(Figure record extracts)
* begin *
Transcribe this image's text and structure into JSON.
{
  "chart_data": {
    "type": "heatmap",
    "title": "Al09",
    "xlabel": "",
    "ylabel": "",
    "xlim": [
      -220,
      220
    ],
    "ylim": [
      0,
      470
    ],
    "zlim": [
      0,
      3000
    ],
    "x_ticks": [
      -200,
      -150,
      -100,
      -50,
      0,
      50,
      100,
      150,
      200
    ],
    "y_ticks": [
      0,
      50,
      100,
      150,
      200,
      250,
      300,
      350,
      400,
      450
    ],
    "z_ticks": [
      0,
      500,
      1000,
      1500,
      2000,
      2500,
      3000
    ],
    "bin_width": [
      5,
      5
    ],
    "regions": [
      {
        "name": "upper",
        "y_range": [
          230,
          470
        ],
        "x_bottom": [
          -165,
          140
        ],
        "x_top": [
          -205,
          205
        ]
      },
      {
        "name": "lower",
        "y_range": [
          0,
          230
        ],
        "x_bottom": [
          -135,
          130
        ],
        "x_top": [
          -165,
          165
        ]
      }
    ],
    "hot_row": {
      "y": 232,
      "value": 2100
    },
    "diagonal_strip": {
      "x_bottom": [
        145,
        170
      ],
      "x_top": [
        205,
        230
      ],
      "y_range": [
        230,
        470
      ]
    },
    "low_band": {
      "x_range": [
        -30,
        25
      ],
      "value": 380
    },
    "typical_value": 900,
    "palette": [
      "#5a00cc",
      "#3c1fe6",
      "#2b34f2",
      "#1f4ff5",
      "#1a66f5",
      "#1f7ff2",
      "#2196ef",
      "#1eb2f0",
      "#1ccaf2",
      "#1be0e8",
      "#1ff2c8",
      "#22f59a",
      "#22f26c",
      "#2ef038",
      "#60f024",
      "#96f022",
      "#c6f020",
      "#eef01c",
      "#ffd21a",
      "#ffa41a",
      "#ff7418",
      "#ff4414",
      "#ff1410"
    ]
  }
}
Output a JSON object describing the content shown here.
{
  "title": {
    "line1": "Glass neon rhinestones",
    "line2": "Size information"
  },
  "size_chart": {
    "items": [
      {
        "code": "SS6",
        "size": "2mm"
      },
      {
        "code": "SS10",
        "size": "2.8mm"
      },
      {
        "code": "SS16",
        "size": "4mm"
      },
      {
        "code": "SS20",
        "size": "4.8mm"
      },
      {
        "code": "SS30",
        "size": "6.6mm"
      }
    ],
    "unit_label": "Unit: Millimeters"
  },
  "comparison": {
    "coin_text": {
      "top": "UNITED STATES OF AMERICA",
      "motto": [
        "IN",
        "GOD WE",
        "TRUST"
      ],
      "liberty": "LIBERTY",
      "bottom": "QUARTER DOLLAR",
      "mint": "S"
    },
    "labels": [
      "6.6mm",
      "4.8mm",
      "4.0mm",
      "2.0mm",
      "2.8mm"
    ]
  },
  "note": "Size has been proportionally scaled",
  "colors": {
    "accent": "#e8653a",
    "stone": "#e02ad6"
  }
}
* end *
• Given instruction: In the records above, how many lines hold the string "code"? Reply with only the number.

• Answer to the problem: 5